(begin)

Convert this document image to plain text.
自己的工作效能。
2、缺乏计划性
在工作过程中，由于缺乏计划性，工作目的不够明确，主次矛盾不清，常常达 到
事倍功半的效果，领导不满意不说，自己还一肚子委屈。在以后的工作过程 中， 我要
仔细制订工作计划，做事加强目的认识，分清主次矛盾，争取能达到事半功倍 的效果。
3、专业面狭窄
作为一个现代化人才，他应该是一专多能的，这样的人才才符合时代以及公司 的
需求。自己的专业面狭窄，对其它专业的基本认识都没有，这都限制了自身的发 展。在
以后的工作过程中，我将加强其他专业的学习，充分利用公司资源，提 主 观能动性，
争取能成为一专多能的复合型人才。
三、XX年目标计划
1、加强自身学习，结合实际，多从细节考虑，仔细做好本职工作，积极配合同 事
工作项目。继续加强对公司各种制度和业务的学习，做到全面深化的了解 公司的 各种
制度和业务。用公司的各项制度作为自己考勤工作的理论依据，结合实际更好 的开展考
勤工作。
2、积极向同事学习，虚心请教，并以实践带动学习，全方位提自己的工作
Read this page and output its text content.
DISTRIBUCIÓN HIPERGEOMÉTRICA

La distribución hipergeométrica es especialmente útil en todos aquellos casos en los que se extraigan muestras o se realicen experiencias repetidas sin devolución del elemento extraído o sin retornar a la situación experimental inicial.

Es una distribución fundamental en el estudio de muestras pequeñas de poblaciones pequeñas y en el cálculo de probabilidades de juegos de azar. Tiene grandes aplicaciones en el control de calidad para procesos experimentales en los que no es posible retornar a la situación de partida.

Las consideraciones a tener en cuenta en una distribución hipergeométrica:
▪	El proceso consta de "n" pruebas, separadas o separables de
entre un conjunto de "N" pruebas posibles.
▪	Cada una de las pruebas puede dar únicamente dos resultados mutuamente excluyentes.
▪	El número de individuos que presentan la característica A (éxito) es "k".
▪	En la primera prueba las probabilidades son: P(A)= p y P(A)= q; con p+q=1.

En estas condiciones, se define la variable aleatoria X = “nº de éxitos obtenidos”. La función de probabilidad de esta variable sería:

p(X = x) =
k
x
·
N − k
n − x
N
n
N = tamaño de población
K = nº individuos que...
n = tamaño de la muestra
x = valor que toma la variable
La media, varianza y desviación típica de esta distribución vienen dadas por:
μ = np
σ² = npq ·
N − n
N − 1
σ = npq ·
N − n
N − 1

(end)

▶ **Task**:
Extract every line containing the string "tamaño" from the material.

▶ **Response to the task**:
N = tamaño de población
n = tamaño de la muestra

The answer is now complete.